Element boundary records
⟨

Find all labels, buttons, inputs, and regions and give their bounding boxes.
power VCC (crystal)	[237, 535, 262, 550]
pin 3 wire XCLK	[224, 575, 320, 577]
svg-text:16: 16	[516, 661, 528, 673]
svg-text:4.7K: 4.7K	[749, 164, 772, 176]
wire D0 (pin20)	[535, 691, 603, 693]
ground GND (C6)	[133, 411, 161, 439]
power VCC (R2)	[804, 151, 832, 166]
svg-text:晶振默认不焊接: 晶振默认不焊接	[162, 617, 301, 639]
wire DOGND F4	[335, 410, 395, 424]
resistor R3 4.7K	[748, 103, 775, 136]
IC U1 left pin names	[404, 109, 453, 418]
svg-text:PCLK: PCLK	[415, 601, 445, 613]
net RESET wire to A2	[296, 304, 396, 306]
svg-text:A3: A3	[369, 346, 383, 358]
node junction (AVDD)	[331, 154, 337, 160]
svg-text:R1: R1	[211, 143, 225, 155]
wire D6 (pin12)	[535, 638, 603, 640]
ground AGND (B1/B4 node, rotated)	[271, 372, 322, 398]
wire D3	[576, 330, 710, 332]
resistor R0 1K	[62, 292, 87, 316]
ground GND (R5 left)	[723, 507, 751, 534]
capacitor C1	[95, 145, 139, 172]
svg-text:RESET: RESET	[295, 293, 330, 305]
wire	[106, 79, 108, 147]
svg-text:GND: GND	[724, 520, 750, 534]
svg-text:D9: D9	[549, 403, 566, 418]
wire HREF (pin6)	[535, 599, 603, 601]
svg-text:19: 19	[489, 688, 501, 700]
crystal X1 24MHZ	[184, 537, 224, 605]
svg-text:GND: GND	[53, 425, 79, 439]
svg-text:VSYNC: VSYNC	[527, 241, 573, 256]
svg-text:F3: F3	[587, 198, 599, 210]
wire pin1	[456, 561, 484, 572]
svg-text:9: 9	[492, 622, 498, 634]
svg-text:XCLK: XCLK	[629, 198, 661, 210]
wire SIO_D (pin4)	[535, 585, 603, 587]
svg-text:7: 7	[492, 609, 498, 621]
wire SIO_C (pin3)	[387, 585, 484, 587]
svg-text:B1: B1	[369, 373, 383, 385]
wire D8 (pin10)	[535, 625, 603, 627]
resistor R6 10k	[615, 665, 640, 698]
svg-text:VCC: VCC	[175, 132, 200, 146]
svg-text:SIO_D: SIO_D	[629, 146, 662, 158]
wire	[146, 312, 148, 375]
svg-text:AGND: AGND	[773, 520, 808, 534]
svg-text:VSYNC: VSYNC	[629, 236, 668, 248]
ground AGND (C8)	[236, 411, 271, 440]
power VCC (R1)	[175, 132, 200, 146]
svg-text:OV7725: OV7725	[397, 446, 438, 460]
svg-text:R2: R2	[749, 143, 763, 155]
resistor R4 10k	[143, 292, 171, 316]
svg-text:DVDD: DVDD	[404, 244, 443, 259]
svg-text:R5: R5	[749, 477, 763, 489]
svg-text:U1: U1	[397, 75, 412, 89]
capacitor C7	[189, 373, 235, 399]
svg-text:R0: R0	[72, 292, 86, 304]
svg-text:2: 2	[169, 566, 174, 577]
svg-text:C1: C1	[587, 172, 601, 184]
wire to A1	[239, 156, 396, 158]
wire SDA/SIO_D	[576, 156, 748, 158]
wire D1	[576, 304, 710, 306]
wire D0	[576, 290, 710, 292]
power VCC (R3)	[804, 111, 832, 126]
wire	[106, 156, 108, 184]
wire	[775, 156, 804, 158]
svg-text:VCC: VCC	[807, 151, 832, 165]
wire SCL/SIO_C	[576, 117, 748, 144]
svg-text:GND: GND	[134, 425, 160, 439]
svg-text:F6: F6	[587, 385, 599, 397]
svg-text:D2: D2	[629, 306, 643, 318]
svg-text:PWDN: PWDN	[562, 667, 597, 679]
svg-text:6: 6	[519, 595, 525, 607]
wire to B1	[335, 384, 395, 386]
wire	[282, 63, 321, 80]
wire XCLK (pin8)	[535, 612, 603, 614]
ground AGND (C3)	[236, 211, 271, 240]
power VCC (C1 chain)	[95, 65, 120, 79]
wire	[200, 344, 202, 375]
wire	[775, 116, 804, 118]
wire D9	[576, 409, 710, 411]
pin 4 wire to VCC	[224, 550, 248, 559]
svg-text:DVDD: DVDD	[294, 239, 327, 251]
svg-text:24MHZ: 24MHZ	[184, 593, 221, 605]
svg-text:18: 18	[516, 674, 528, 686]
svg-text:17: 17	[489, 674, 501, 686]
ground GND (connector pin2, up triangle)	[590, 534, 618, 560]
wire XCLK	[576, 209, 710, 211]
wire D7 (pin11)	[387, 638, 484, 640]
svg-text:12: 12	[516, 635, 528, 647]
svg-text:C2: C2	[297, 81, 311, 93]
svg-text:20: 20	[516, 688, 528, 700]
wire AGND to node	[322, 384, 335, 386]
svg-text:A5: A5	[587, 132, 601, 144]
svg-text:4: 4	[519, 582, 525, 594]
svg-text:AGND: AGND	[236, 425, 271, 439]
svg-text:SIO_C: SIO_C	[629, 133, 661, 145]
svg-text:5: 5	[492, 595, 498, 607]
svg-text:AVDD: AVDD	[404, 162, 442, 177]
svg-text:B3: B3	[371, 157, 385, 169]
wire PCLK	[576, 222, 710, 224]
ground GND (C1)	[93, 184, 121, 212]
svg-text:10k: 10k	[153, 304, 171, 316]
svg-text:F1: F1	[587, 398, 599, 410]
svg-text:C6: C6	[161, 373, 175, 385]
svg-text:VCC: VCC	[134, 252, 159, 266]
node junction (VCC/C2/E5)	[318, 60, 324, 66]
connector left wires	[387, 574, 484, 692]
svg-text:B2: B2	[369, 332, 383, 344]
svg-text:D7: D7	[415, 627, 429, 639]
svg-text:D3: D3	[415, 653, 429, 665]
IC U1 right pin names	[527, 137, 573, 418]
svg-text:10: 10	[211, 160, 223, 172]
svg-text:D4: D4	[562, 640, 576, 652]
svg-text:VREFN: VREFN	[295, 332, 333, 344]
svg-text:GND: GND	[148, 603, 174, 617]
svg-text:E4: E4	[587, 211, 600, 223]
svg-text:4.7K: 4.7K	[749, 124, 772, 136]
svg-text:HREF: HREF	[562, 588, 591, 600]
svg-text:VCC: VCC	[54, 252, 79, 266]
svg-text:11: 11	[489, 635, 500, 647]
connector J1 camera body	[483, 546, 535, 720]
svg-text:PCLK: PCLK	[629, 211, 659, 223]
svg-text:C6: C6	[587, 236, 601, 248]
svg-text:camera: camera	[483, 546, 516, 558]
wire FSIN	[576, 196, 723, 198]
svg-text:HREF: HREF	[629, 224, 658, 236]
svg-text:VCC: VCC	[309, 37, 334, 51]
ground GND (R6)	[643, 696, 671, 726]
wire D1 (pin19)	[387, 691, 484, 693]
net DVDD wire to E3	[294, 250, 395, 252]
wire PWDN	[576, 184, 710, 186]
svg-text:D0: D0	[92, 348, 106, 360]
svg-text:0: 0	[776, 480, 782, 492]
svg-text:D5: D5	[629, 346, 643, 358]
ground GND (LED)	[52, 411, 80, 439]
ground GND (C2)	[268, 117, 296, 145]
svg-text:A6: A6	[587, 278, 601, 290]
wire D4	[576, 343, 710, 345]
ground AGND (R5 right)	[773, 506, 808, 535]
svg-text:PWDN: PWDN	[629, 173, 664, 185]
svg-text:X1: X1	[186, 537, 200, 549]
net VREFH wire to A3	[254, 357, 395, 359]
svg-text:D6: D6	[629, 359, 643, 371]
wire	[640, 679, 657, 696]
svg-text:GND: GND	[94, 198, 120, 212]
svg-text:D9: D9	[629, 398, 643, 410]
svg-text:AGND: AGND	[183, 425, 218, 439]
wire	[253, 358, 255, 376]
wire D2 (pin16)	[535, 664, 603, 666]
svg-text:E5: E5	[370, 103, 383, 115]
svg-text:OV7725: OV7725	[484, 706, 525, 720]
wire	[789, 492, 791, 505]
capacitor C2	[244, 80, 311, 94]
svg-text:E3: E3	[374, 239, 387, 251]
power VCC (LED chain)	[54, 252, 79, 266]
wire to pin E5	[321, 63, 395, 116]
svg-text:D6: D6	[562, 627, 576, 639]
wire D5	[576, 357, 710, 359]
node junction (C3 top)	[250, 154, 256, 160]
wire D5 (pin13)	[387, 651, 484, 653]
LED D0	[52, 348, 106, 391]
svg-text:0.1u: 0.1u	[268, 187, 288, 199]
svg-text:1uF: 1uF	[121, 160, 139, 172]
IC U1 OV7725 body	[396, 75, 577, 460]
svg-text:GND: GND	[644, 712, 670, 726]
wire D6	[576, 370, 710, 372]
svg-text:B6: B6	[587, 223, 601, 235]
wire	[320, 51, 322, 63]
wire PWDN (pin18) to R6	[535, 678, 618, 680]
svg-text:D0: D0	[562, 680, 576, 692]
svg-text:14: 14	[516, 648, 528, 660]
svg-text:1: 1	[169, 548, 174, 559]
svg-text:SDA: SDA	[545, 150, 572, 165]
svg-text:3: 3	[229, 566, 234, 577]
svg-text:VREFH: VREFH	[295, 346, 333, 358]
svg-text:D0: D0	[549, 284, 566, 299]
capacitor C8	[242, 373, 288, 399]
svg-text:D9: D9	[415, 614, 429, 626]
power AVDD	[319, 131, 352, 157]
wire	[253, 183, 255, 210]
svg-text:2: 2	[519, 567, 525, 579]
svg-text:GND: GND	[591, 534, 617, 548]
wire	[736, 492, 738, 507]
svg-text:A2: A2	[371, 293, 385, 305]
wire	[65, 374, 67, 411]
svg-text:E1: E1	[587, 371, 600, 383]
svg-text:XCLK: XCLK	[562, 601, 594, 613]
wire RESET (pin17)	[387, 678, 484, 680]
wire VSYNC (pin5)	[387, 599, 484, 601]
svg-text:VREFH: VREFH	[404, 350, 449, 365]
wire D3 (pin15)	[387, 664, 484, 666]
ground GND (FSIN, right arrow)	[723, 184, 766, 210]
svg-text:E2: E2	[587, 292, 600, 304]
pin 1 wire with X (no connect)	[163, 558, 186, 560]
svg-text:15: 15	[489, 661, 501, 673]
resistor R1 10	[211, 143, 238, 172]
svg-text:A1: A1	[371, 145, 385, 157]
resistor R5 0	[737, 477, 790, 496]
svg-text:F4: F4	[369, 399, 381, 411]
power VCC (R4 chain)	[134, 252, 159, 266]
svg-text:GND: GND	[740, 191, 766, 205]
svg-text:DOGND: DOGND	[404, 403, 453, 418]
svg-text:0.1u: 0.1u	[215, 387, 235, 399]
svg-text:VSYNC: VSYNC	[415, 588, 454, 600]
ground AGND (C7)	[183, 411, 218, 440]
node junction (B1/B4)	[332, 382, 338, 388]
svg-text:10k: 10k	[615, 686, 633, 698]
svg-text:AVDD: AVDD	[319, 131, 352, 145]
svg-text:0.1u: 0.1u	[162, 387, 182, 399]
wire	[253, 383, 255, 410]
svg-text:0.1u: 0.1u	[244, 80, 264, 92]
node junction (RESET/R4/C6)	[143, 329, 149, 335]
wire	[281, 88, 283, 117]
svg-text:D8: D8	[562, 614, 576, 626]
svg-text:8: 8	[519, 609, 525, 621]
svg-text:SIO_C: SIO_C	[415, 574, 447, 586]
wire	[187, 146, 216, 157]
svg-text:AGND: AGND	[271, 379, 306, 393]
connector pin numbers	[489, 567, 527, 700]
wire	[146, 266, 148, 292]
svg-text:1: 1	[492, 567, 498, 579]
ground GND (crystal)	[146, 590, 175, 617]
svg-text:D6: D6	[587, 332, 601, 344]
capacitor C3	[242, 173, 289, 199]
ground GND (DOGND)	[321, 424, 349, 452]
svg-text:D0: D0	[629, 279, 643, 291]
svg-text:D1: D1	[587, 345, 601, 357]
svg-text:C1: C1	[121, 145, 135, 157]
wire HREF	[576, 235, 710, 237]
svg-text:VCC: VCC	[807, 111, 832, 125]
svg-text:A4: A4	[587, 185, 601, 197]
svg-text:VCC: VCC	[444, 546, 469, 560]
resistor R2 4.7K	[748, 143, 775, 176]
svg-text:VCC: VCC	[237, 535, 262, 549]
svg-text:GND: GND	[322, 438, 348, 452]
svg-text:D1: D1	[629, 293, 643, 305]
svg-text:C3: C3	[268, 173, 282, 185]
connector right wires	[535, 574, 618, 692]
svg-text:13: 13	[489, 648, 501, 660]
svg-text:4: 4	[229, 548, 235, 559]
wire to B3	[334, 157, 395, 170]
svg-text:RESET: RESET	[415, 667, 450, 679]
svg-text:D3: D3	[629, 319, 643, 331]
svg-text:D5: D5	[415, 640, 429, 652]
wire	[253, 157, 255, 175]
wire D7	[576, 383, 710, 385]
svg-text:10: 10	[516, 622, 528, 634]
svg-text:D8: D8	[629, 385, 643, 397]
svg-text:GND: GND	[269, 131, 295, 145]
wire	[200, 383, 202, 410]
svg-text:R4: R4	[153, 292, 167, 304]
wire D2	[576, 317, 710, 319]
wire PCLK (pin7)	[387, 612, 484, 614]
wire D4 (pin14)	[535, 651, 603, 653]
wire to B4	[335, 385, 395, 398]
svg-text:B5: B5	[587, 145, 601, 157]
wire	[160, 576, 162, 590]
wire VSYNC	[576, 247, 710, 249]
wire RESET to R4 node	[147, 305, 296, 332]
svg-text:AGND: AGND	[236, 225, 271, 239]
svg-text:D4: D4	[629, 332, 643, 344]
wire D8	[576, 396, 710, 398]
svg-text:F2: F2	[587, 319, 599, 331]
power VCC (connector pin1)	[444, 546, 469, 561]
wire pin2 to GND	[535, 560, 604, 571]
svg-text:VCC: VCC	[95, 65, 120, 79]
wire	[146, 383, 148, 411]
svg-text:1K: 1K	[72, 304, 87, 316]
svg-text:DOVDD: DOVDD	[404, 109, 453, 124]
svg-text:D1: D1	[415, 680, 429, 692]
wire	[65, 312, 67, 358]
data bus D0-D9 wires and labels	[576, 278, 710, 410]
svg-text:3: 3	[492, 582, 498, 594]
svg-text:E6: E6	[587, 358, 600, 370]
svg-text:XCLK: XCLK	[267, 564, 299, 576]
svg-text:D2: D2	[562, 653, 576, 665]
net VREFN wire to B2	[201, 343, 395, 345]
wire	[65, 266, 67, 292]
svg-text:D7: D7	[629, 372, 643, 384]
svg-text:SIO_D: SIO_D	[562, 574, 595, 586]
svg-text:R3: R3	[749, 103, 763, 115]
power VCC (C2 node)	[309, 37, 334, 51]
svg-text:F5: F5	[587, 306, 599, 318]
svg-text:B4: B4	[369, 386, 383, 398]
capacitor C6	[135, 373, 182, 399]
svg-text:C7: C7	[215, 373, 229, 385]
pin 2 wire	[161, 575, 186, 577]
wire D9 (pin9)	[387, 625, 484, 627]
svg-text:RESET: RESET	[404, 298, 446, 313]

⟩

» TASK DESCRIPTION: Copy out, word for word, the records from the first line through the line containing "293, 330, 305]", including that line, and nothing else.

» EXPECTED ANSWER:
Find all labels, buttons, inputs, and regions and give their bounding boxes.
power VCC (crystal)	[237, 535, 262, 550]
pin 3 wire XCLK	[224, 575, 320, 577]
svg-text:16: 16	[516, 661, 528, 673]
svg-text:4.7K: 4.7K	[749, 164, 772, 176]
wire D0 (pin20)	[535, 691, 603, 693]
ground GND (C6)	[133, 411, 161, 439]
power VCC (R2)	[804, 151, 832, 166]
svg-text:晶振默认不焊接: 晶振默认不焊接	[162, 617, 301, 639]
wire DOGND F4	[335, 410, 395, 424]
resistor R3 4.7K	[748, 103, 775, 136]
IC U1 left pin names	[404, 109, 453, 418]
svg-text:PCLK: PCLK	[415, 601, 445, 613]
net RESET wire to A2	[296, 304, 396, 306]
svg-text:A3: A3	[369, 346, 383, 358]
node junction (AVDD)	[331, 154, 337, 160]
svg-text:R1: R1	[211, 143, 225, 155]
wire D6 (pin12)	[535, 638, 603, 640]
ground AGND (B1/B4 node, rotated)	[271, 372, 322, 398]
wire D3	[576, 330, 710, 332]
resistor R0 1K	[62, 292, 87, 316]
ground GND (R5 left)	[723, 507, 751, 534]
capacitor C1	[95, 145, 139, 172]
svg-text:RESET: RESET	[295, 293, 330, 305]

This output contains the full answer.